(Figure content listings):
· · · · ·

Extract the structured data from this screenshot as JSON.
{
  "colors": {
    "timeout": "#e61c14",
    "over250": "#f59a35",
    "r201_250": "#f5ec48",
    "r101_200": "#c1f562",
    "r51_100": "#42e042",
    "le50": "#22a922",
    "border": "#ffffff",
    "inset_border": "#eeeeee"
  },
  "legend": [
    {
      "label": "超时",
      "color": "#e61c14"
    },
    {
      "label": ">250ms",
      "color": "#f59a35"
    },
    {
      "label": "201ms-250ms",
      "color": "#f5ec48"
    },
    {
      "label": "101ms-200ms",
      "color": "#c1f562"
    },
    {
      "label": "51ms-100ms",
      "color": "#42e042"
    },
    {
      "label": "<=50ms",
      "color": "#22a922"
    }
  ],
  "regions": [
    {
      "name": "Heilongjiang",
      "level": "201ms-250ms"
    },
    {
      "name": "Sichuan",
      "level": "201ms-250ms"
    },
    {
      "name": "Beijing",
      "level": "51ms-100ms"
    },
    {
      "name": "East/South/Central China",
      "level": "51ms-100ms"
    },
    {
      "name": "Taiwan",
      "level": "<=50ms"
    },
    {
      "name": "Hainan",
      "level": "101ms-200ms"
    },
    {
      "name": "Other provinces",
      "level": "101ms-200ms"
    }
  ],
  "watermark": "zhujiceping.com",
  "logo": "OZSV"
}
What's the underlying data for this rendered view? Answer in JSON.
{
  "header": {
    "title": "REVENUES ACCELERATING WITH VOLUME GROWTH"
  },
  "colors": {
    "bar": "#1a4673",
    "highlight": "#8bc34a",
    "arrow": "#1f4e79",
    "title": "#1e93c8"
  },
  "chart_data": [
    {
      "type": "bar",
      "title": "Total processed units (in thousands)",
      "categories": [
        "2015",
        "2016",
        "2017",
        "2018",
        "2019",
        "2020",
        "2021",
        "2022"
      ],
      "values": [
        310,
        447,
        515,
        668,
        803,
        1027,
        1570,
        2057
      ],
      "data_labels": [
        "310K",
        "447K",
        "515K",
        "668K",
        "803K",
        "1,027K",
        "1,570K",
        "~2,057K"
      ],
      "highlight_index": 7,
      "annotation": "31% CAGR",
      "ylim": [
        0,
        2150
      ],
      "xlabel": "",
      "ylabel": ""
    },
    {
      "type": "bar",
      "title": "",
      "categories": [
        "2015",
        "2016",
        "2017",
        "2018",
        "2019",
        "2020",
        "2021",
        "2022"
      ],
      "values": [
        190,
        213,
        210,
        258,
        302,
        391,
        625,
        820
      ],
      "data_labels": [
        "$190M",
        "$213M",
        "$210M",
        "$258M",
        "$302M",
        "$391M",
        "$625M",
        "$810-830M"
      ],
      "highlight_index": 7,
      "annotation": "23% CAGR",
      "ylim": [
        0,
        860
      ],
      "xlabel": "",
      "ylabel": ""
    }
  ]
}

· · · · ·

(REQUIREMENT): Copy all the entries verbatim.

(THE SOLUTION):
Extract the structured data from this screenshot as JSON.
{
  "colors": {
    "timeout": "#e61c14",
    "over250": "#f59a35",
    "r201_250": "#f5ec48",
    "r101_200": "#c1f562",
    "r51_100": "#42e042",
    "le50": "#22a922",
    "border": "#ffffff",
    "inset_border": "#eeeeee"
  },
  "legend": [
    {
      "label": "超时",
      "color": "#e61c14"
    },
    {
      "label": ">250ms",
      "color": "#f59a35"
    },
    {
      "label": "201ms-250ms",
      "color": "#f5ec48"
    },
    {
      "label": "101ms-200ms",
      "color": "#c1f562"
    },
    {
      "label": "51ms-100ms",
      "color": "#42e042"
    },
    {
      "label": "<=50ms",
      "color": "#22a922"
    }
  ],
  "regions": [
    {
      "name": "Heilongjiang",
      "level": "201ms-250ms"
    },
    {
      "name": "Sichuan",
      "level": "201ms-250ms"
    },
    {
      "name": "Beijing",
      "level": "51ms-100ms"
    },
    {
      "name": "East/South/Central China",
      "level": "51ms-100ms"
    },
    {
      "name": "Taiwan",
      "level": "<=50ms"
    },
    {
      "name": "Hainan",
      "level": "101ms-200ms"
    },
    {
      "name": "Other provinces",
      "level": "101ms-200ms"
    }
  ],
  "watermark": "zhujiceping.com",
  "logo": "OZSV"
}
What's the underlying data for this rendered view? Answer in JSON.
{
  "header": {
    "title": "REVENUES ACCELERATING WITH VOLUME GROWTH"
  },
  "colors": {
    "bar": "#1a4673",
    "highlight": "#8bc34a",
    "arrow": "#1f4e79",
    "title": "#1e93c8"
  },
  "chart_data": [
    {
      "type": "bar",
      "title": "Total processed units (in thousands)",
      "categories": [
        "2015",
        "2016",
        "2017",
        "2018",
        "2019",
        "2020",
        "2021",
        "2022"
      ],
      "values": [
        310,
        447,
        515,
        668,
        803,
        1027,
        1570,
        2057
      ],
      "data_labels": [
        "310K",
        "447K",
        "515K",
        "668K",
        "803K",
        "1,027K",
        "1,570K",
        "~2,057K"
      ],
      "highlight_index": 7,
      "annotation": "31% CAGR",
      "ylim": [
        0,
        2150
      ],
      "xlabel": "",
      "ylabel": ""
    },
    {
      "type": "bar",
      "title": "",
      "categories": [
        "2015",
        "2016",
        "2017",
        "2018",
        "2019",
        "2020",
        "2021",
        "2022"
      ],
      "values": [
        190,
        213,
        210,
        258,
        302,
        391,
        625,
        820
      ],
      "data_labels": [
        "$190M",
        "$213M",
        "$210M",
        "$258M",
        "$302M",
        "$391M",
        "$625M",
        "$810-830M"
      ],
      "highlight_index": 7,
      "annotation": "23% CAGR",
      "ylim": [
        0,
        860
      ],
      "xlabel": "",
      "ylabel": ""
    }
  ]
}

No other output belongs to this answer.